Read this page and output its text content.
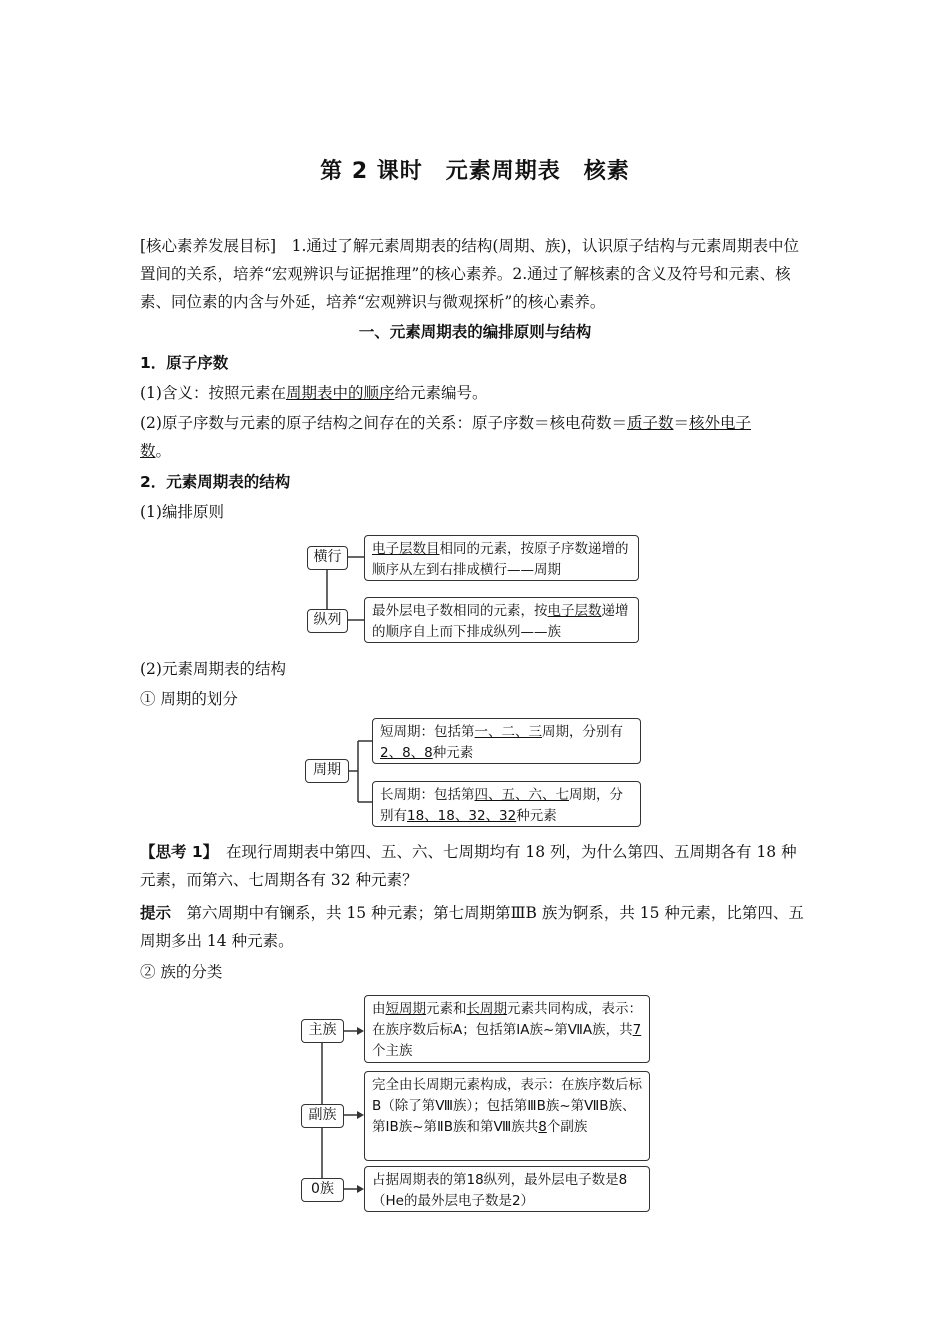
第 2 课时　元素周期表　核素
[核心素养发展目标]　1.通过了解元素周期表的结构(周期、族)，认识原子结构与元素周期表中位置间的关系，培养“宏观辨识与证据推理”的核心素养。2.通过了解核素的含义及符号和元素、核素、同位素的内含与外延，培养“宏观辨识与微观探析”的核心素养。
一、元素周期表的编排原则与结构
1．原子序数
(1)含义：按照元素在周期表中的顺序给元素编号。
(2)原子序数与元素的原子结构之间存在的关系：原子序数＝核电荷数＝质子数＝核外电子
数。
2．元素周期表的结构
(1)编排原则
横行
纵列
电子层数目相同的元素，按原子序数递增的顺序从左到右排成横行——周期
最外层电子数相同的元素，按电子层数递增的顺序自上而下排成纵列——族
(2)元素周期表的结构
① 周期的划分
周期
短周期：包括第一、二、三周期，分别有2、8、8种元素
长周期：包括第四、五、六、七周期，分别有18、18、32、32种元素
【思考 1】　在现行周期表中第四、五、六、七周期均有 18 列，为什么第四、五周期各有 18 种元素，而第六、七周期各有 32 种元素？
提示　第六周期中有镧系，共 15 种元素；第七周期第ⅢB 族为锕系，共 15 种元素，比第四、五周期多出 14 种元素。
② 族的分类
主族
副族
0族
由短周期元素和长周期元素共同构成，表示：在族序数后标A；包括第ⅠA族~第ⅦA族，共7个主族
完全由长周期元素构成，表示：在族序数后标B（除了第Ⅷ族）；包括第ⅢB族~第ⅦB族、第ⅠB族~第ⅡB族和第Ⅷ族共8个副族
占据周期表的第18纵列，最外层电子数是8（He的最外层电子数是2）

= = =

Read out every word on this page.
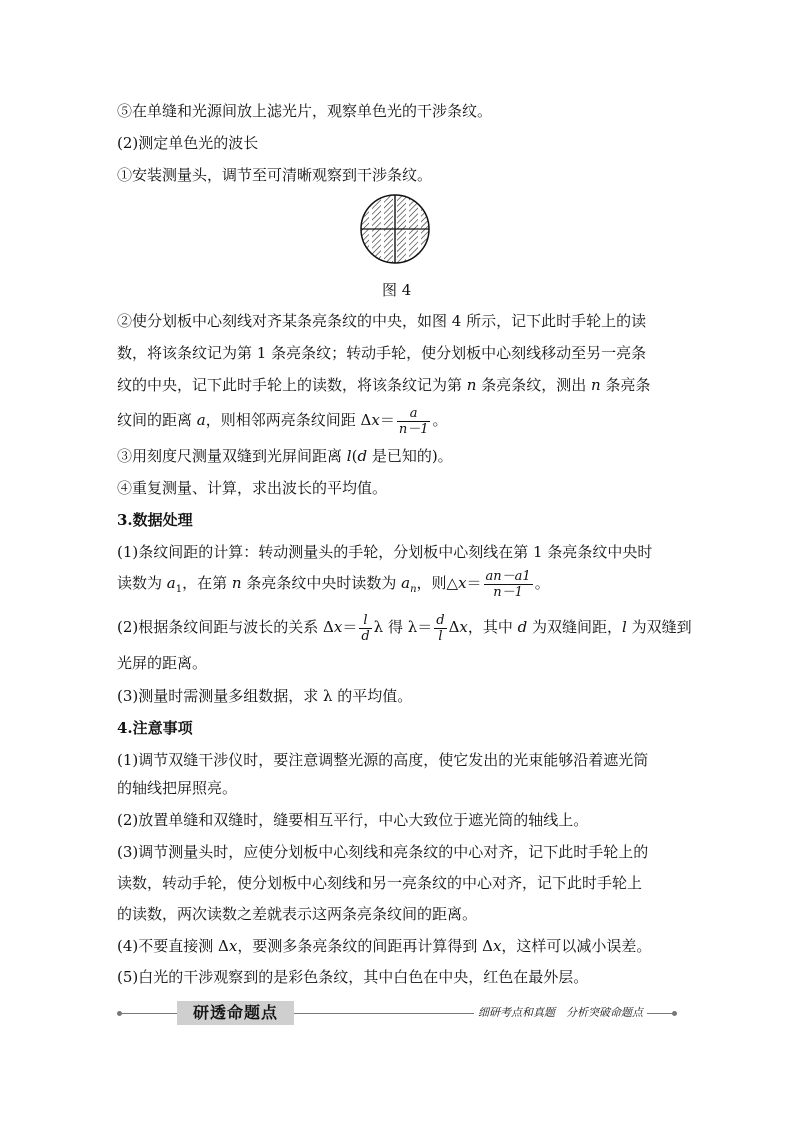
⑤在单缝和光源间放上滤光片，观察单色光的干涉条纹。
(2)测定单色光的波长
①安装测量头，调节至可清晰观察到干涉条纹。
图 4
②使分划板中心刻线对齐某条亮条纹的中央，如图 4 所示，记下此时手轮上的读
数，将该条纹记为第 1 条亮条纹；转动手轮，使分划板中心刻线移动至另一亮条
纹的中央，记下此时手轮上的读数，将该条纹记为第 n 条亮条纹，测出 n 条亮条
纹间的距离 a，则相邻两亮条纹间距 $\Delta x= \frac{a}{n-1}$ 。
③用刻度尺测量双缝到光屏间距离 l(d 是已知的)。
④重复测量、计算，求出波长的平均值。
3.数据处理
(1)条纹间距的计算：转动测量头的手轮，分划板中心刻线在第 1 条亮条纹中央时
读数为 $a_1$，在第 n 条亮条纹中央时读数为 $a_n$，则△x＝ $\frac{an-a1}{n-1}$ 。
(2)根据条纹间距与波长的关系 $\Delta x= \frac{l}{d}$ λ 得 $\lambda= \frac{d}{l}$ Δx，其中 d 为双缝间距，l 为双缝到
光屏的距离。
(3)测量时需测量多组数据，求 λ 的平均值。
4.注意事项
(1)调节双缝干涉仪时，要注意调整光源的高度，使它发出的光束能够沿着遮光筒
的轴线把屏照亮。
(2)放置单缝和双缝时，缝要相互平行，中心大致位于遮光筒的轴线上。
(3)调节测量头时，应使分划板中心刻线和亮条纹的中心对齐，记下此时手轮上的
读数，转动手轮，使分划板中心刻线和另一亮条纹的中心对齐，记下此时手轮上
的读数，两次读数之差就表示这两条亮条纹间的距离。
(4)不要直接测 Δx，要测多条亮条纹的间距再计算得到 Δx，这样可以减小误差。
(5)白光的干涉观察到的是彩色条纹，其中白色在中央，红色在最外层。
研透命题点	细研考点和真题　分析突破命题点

= = =

■ Goal ■
Tell how many lines contain the word "转动手轮", using only the number.

■ Solution below ■
2